What you will do:
**1.** In the thread on stocking a new cichlid aquarium, what size tank does the first poster want to set up for African cichlids?
**2.** Copy the lines of the listing word for word, starting at its first line and ending at the line that contains "x-tick-label: 17-May <box>394", with both of those lines included.

Text block:
# # # # #

# How to stock a new cichlid aquarium



## icewind

First off I am new to this forum and am really just getting started with a cichlid tank! I have a 30 gal setup of black skirt tetras, blood fins, corys, bushynose and serpaes, also had a beautiful betta in this tank for a little over 3 years until he passed away only recently. It has been a great starter set and still cant bear to part with it. About 8 months ago graduated to a 55 gal that I bought from a friend which came with fish, blood parrot, gold severum, tiger,ruby,cherry barbs and a bushynose and 8" common pleco. Have enjoyed it so much cant wait to establish a 75 gal african cichlid tank. *** done alot of research but seems the more I read the more confused I am. Since I am not interested in breeding would it be okay to only get males, or should I go by the rule of thumb 2-F/ 1-M to ward off aggression? Other concern I have is I am on well water, though *** never had it proffesionally tested, the test strips all indicate high PH and my other tanks do well with weekly 30-50% water changes and adding some aquarium salt and water conditioner for the chloramines. Will this be okay for the African Cichlid tank as well? The fish I am looking at getting so far are Blue Dolphins,Yellow Labs and Dogtooth. If anyone has any info or sugestions please feel free to comment!! Sorry this is so long I think Im on fish overload right now haha!!! Thanks in advance


----------



## dielikemoviestars

Check out the library section here and read about mbuna "community" tanks as well as all-male tanks. Generally with a 75gallon you want to stick to 3-4 species, 1m/3-7f (depending on the species and its aggression levels) of each. With the labs, sex ratio doesn't matter as much (plus, they're really hard to sex when they're young... when they're old, too, for that matter). The afra, you'll probably want to pick a species with attractive females (many are bland).

If by blue dolphins you mean the hap (C. moorii), those get much too large for a 75g. In terms of aggression, it'd probably work, but you'll want to give them some more space to grow and swim. You could probably do it short-term, but make sure you have a new home for them when they outgrow the tank.

Both afra and YL's are good choices for a beginner with mbuna - not too aggressive, nice colors.

High pH is perfect. I've never used any salt, but I've heard good things about it.

Keep asking questions and don't apologize for it, unless you completely ignore our advice


----------



## DJRansome

Welcome to Cichlid-forum! All good advice, I don't use salt either.


----------



## gdmeadows

I have a 75 gallon mostly male "show" tank and a 65 gallon mostly male show tank. The additional 65 gallon happened because this hobby is an addiction!! ha ha
I went w/ the advice from a local fish store who said it was okay to mix different Malawis togethers... I have quite a mix and LOVE it. I have run into only a few agression problems which I was fortunately able to handle w/o any fatalities (the 2 tank thing helps and a time out net-breeder net). Only a few of my peakcocks were purchased in pairs the rest of my fish are singles. The singles are all different types of fish (peacocks, haps, mbuna..). I have tried to get all males but it doesn't always work out that way so there are a few females swimming around. I have had two batches of fry, which is okay but I am not into breeding either but it's fun to watch them grow and my son loves them. My females have fared very well in the tanks. THe only problem I have had is when they are holding the agression against them can become too much. I have a small 10 gallon tank for that purpose if needed.
The high ph water should be perfect! I use my tap water as well (high ph). I do use Cichlid salt and have used it since I started. I assume it's a good thing but honestly have nothing to compare it to.


----------

# # # # #

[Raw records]
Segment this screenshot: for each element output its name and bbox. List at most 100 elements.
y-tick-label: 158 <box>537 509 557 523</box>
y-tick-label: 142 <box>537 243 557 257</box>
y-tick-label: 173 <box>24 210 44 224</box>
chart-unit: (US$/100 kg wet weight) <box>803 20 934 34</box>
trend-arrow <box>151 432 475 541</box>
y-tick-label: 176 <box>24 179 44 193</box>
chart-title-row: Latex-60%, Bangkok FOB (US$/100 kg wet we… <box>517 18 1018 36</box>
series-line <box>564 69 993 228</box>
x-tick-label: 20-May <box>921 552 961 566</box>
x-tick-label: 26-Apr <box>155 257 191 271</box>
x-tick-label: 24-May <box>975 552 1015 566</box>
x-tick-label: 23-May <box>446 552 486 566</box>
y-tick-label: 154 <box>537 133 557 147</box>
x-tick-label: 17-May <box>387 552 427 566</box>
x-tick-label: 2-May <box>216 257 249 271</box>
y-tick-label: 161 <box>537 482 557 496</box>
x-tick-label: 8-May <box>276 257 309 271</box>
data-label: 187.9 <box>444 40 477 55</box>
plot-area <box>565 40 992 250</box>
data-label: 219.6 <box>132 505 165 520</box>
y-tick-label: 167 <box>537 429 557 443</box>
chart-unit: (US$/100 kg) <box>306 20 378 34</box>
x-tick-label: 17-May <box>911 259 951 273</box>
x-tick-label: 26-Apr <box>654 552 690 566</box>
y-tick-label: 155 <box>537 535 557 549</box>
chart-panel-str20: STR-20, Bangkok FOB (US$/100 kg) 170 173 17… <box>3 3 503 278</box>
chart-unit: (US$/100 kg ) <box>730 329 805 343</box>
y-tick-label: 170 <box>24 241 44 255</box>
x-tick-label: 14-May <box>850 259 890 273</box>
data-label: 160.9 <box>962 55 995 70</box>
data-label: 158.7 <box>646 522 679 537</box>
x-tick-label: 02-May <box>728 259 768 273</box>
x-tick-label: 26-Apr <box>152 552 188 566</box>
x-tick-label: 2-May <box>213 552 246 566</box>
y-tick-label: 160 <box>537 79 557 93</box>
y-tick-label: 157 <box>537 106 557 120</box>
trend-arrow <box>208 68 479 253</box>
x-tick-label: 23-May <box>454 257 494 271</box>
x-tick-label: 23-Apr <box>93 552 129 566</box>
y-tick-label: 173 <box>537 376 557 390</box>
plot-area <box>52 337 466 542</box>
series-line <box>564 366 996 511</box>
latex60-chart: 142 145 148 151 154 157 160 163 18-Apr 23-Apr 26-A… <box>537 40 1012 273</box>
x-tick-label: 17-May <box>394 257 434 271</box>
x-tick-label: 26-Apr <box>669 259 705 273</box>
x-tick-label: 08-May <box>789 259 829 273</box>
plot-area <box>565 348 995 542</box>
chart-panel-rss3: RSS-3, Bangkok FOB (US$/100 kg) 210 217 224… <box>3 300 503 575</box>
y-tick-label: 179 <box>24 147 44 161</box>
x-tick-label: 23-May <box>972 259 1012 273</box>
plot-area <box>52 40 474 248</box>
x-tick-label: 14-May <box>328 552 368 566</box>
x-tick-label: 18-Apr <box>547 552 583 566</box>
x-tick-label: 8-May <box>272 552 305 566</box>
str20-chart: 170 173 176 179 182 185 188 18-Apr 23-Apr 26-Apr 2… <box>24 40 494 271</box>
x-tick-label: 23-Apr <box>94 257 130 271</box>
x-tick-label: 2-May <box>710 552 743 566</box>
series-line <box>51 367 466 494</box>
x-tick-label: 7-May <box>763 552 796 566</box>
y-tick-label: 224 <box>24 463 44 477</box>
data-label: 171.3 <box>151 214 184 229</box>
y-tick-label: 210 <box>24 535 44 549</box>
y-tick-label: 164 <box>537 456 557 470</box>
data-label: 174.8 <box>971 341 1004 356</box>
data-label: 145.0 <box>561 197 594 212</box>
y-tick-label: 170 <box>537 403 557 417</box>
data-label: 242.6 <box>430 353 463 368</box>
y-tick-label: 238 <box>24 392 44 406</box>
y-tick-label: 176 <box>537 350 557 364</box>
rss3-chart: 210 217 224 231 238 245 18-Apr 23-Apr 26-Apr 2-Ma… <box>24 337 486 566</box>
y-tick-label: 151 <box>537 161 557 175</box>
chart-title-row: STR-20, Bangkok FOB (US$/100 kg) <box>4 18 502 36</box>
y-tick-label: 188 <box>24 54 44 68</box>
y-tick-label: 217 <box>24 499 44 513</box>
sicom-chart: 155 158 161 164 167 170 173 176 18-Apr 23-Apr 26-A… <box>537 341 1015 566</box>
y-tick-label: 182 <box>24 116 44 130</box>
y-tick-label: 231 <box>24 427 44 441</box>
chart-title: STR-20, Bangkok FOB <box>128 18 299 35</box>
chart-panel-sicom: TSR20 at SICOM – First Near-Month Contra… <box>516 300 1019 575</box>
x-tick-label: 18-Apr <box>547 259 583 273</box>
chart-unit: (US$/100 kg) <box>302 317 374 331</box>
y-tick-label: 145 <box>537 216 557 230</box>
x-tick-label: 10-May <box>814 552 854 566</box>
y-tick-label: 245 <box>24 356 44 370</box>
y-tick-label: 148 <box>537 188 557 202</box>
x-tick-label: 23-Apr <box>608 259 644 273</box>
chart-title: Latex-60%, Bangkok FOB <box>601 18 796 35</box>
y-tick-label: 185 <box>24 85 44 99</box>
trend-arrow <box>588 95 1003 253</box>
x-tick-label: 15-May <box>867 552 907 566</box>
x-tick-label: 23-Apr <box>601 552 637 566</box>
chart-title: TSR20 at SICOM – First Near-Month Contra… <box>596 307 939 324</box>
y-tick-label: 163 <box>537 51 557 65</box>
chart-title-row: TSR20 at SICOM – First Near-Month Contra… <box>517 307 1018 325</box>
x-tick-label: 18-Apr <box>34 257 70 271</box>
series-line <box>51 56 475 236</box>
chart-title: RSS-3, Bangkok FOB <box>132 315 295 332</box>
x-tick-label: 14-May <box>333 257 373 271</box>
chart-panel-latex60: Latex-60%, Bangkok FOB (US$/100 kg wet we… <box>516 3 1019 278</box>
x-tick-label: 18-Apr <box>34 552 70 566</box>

# # # # #

Answers provided:
**1.** A 75-gallon tank.

**2.**
Segment this screenshot: for each element output its name and bbox. List at most 100 elements.
y-tick-label: 158 <box>537 509 557 523</box>
y-tick-label: 142 <box>537 243 557 257</box>
y-tick-label: 173 <box>24 210 44 224</box>
chart-unit: (US$/100 kg wet weight) <box>803 20 934 34</box>
trend-arrow <box>151 432 475 541</box>
y-tick-label: 176 <box>24 179 44 193</box>
chart-title-row: Latex-60%, Bangkok FOB (US$/100 kg wet we… <box>517 18 1018 36</box>
series-line <box>564 69 993 228</box>
x-tick-label: 20-May <box>921 552 961 566</box>
x-tick-label: 26-Apr <box>155 257 191 271</box>
x-tick-label: 24-May <box>975 552 1015 566</box>
x-tick-label: 23-May <box>446 552 486 566</box>
y-tick-label: 154 <box>537 133 557 147</box>
x-tick-label: 17-May <box>387 552 427 566</box>
x-tick-label: 2-May <box>216 257 249 271</box>
y-tick-label: 161 <box>537 482 557 496</box>
x-tick-label: 8-May <box>276 257 309 271</box>
data-label: 187.9 <box>444 40 477 55</box>
plot-area <box>565 40 992 250</box>
data-label: 219.6 <box>132 505 165 520</box>
y-tick-label: 167 <box>537 429 557 443</box>
chart-unit: (US$/100 kg) <box>306 20 378 34</box>
x-tick-label: 17-May <box>911 259 951 273</box>
x-tick-label: 26-Apr <box>654 552 690 566</box>
y-tick-label: 155 <box>537 535 557 549</box>
chart-panel-str20: STR-20, Bangkok FOB (US$/100 kg) 170 173 17… <box>3 3 503 278</box>
chart-unit: (US$/100 kg ) <box>730 329 805 343</box>
y-tick-label: 170 <box>24 241 44 255</box>
x-tick-label: 14-May <box>850 259 890 273</box>
data-label: 160.9 <box>962 55 995 70</box>
data-label: 158.7 <box>646 522 679 537</box>
x-tick-label: 02-May <box>728 259 768 273</box>
x-tick-label: 26-Apr <box>152 552 188 566</box>
x-tick-label: 2-May <box>213 552 246 566</box>
y-tick-label: 160 <box>537 79 557 93</box>
y-tick-label: 157 <box>537 106 557 120</box>
trend-arrow <box>208 68 479 253</box>
x-tick-label: 23-May <box>454 257 494 271</box>
x-tick-label: 23-Apr <box>93 552 129 566</box>
y-tick-label: 173 <box>537 376 557 390</box>
plot-area <box>52 337 466 542</box>
series-line <box>564 366 996 511</box>
latex60-chart: 142 145 148 151 154 157 160 163 18-Apr 23-Apr 26-A… <box>537 40 1012 273</box>
x-tick-label: 17-May <box>394 257 434 271</box>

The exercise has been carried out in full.